STATED GOAL => Repeat the data that follows, word for word, without the images.

DATASET RECORDS =>
════

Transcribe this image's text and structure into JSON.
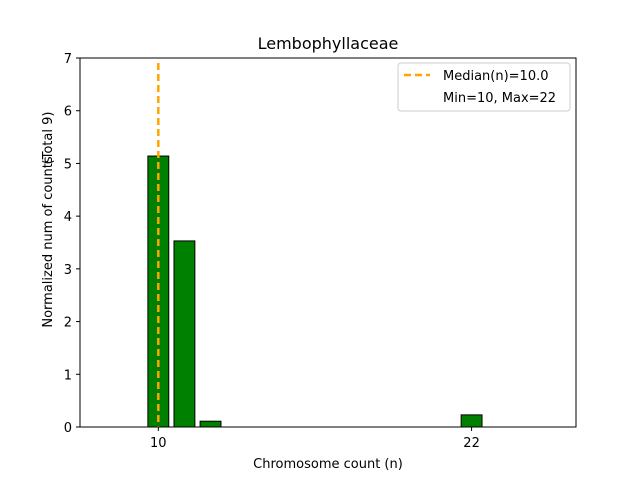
{
  "chart_data": {
    "type": "bar",
    "title": "Lembophyllaceae",
    "xlabel": "Chromosome count (n)",
    "ylabel": "Normalized num of counts",
    "ylabel_note": "(Total 9)",
    "xlim": [
      7.0,
      26.0
    ],
    "ylim": [
      0,
      7
    ],
    "yticks": [
      0,
      1,
      2,
      3,
      4,
      5,
      6,
      7
    ],
    "xticks": [
      10,
      22
    ],
    "bar_width": 0.8,
    "bars": [
      {
        "x": 10,
        "value": 5.14
      },
      {
        "x": 11,
        "value": 3.53
      },
      {
        "x": 12,
        "value": 0.11
      },
      {
        "x": 22,
        "value": 0.23
      }
    ],
    "median": 10.0,
    "legend": {
      "position": "top-right",
      "entries": [
        "Median(n)=10.0",
        "Min=10, Max=22"
      ]
    },
    "colors": {
      "bar": "#008000",
      "bar_edge": "#000000",
      "median_line": "#FFA500"
    }
  }
}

════

EXPECTED OUTPUT =>
Transcribe this image's text and structure into JSON.
{
  "chart_data": {
    "type": "bar",
    "title": "Lembophyllaceae",
    "xlabel": "Chromosome count (n)",
    "ylabel": "Normalized num of counts",
    "ylabel_note": "(Total 9)",
    "xlim": [
      7.0,
      26.0
    ],
    "ylim": [
      0,
      7
    ],
    "yticks": [
      0,
      1,
      2,
      3,
      4,
      5,
      6,
      7
    ],
    "xticks": [
      10,
      22
    ],
    "bar_width": 0.8,
    "bars": [
      {
        "x": 10,
        "value": 5.14
      },
      {
        "x": 11,
        "value": 3.53
      },
      {
        "x": 12,
        "value": 0.11
      },
      {
        "x": 22,
        "value": 0.23
      }
    ],
    "median": 10.0,
    "legend": {
      "position": "top-right",
      "entries": [
        "Median(n)=10.0",
        "Min=10, Max=22"
      ]
    },
    "colors": {
      "bar": "#008000",
      "bar_edge": "#000000",
      "median_line": "#FFA500"
    }
  }
}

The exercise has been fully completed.